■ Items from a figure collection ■
= = = =

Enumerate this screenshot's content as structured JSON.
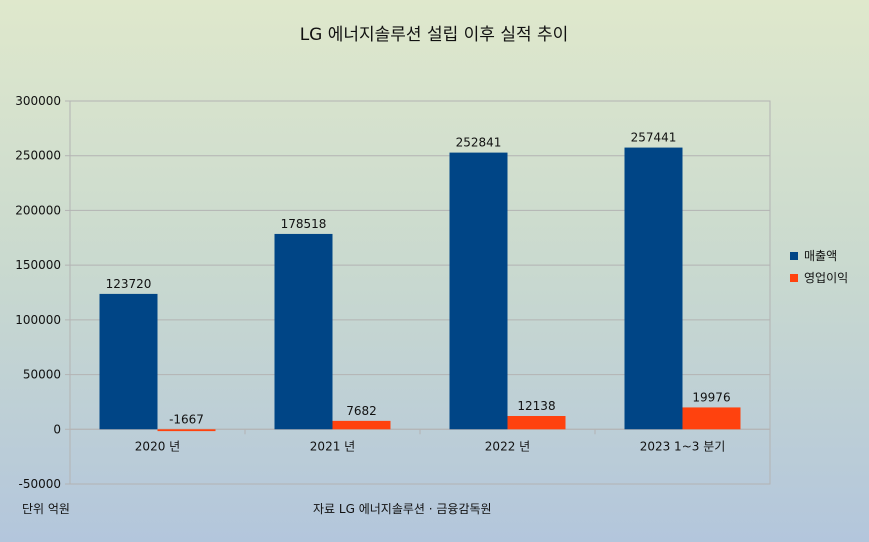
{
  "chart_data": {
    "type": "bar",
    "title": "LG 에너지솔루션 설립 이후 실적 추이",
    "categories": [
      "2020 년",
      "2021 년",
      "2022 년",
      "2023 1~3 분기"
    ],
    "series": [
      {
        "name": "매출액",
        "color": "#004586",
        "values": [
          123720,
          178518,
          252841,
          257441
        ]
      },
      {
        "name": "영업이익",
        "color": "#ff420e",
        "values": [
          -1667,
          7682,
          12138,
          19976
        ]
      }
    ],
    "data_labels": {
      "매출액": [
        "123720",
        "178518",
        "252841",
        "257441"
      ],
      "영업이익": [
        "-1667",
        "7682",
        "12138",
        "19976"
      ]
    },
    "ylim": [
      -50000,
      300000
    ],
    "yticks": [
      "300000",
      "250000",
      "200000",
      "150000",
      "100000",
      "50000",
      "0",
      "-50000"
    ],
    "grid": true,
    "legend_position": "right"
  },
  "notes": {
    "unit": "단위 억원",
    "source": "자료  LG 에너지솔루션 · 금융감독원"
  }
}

= = = =

■ What the task requires ■
Except for the pictures, print the data above exactly.

■ Task answer ■
Enumerate this screenshot's content as structured JSON.
{
  "chart_data": {
    "type": "bar",
    "title": "LG 에너지솔루션 설립 이후 실적 추이",
    "categories": [
      "2020 년",
      "2021 년",
      "2022 년",
      "2023 1~3 분기"
    ],
    "series": [
      {
        "name": "매출액",
        "color": "#004586",
        "values": [
          123720,
          178518,
          252841,
          257441
        ]
      },
      {
        "name": "영업이익",
        "color": "#ff420e",
        "values": [
          -1667,
          7682,
          12138,
          19976
        ]
      }
    ],
    "data_labels": {
      "매출액": [
        "123720",
        "178518",
        "252841",
        "257441"
      ],
      "영업이익": [
        "-1667",
        "7682",
        "12138",
        "19976"
      ]
    },
    "ylim": [
      -50000,
      300000
    ],
    "yticks": [
      "300000",
      "250000",
      "200000",
      "150000",
      "100000",
      "50000",
      "0",
      "-50000"
    ],
    "grid": true,
    "legend_position": "right"
  },
  "notes": {
    "unit": "단위 억원",
    "source": "자료  LG 에너지솔루션 · 금융감독원"
  }
}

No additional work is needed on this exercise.